## Task prompt
Locate the lines that hold the string "hàng". Copy every such line.

#### Extracted data ####

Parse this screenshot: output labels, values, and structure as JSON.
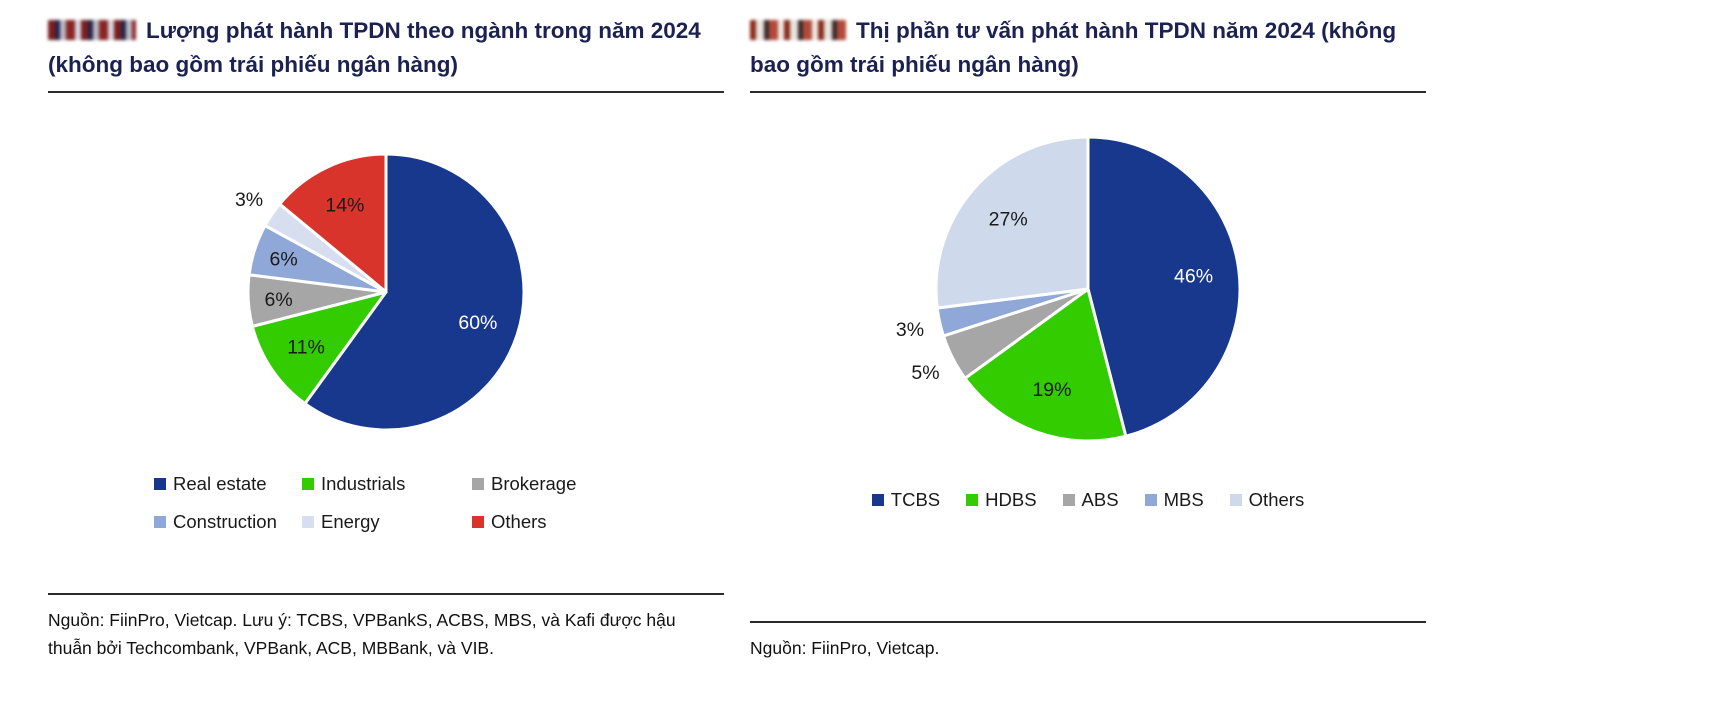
{
  "page": {
    "background": "#ffffff",
    "text_color": "#1a1a1a",
    "title_color": "#1b2150"
  },
  "icons": {
    "left_logo": "pixelated-redacted-logo",
    "right_logo": "pixelated-redacted-logo"
  },
  "left_panel": {
    "title": "Lượng phát hành TPDN theo ngành trong năm 2024 (không bao gồm trái phiếu ngân hàng)",
    "source": "Nguồn: FiinPro, Vietcap. Lưu ý: TCBS, VPBankS, ACBS, MBS, và Kafi được hậu thuẫn bởi Techcombank, VPBank, ACB, MBBank, và VIB."
  },
  "right_panel": {
    "title": "Thị phần tư vấn phát hành TPDN năm 2024 (không bao gồm trái phiếu ngân hàng)",
    "source": "Nguồn: FiinPro, Vietcap."
  },
  "chart_data": [
    {
      "type": "pie",
      "title": "Lượng phát hành TPDN theo ngành trong năm 2024 (không bao gồm trái phiếu ngân hàng)",
      "unit": "%",
      "start_angle_deg": 0,
      "direction": "clockwise",
      "legend": {
        "position": "bottom",
        "columns": 3
      },
      "slices": [
        {
          "label": "Real estate",
          "value": 60,
          "color": "#17388C",
          "text_color": "#ffffff",
          "label_pos": "inside"
        },
        {
          "label": "Industrials",
          "value": 11,
          "color": "#33CC00",
          "text_color": "#1a1a1a",
          "label_pos": "inside"
        },
        {
          "label": "Brokerage",
          "value": 6,
          "color": "#A6A6A6",
          "text_color": "#1a1a1a",
          "label_pos": "inside"
        },
        {
          "label": "Construction",
          "value": 6,
          "color": "#8FA8D8",
          "text_color": "#1a1a1a",
          "label_pos": "inside"
        },
        {
          "label": "Energy",
          "value": 3,
          "color": "#D6DEF0",
          "text_color": "#1a1a1a",
          "label_pos": "outside"
        },
        {
          "label": "Others",
          "value": 14,
          "color": "#D9342B",
          "text_color": "#1a1a1a",
          "label_pos": "inside"
        }
      ]
    },
    {
      "type": "pie",
      "title": "Thị phần tư vấn phát hành TPDN năm 2024 (không bao gồm trái phiếu ngân hàng)",
      "unit": "%",
      "start_angle_deg": 0,
      "direction": "clockwise",
      "legend": {
        "position": "bottom",
        "columns": 5
      },
      "slices": [
        {
          "label": "TCBS",
          "value": 46,
          "color": "#17388C",
          "text_color": "#ffffff",
          "label_pos": "inside"
        },
        {
          "label": "HDBS",
          "value": 19,
          "color": "#33CC00",
          "text_color": "#1a1a1a",
          "label_pos": "inside"
        },
        {
          "label": "ABS",
          "value": 5,
          "color": "#A6A6A6",
          "text_color": "#1a1a1a",
          "label_pos": "outside"
        },
        {
          "label": "MBS",
          "value": 3,
          "color": "#8FA8D8",
          "text_color": "#1a1a1a",
          "label_pos": "outside"
        },
        {
          "label": "Others",
          "value": 27,
          "color": "#CFD9EC",
          "text_color": "#1a1a1a",
          "label_pos": "inside"
        }
      ]
    }
  ]
}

####

## Expected answer
    "title": "Lượng phát hành TPDN theo ngành trong năm 2024 (không bao gồm trái phiếu ngân hàng)",
    "title": "Thị phần tư vấn phát hành TPDN năm 2024 (không bao gồm trái phiếu ngân hàng)",
      "title": "Lượng phát hành TPDN theo ngành trong năm 2024 (không bao gồm trái phiếu ngân hàng)",
      "title": "Thị phần tư vấn phát hành TPDN năm 2024 (không bao gồm trái phiếu ngân hàng)",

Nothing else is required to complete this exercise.